*** Input for this task

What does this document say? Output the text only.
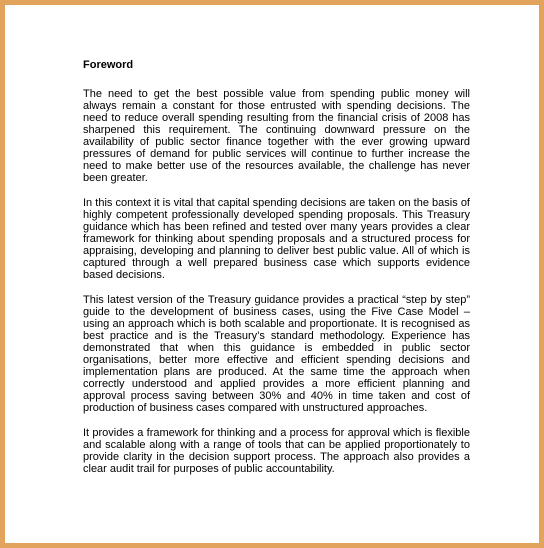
Foreword

The need to get the best possible value from spending public money will always remain a constant for those entrusted with spending decisions. The need to reduce overall spending resulting from the financial crisis of 2008 has sharpened this requirement. The continuing downward pressure on the availability of public sector finance together with the ever growing upward pressures of demand for public services will continue to further increase the need to make better use of the resources available, the challenge has never been greater.

In this context it is vital that capital spending decisions are taken on the basis of highly competent professionally developed spending proposals. This Treasury guidance which has been refined and tested over many years provides a clear framework for thinking about spending proposals and a structured process for appraising, developing and planning to deliver best public value. All of which is captured through a well prepared business case which supports evidence based decisions.

This latest version of the Treasury guidance provides a practical “step by step” guide to the development of business cases, using the Five Case Model – using an approach which is both scalable and proportionate. It is recognised as best practice and is the Treasury’s standard methodology. Experience has demonstrated that when this guidance is embedded in public sector organisations, better more effective and efficient spending decisions and implementation plans are produced. At the same time the approach when correctly understood and applied provides a more efficient planning and approval process saving between 30% and 40% in time taken and cost of production of business cases compared with unstructured approaches.

It provides a framework for thinking and a process for approval which is flexible and scalable along with a range of tools that can be applied proportionately to provide clarity in the decision support process. The approach also provides a clear audit trail for purposes of public accountability.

******

• Challenge:
How many lines in the records above contain the word "planning"? Reply with the number alone.

• Task result:
2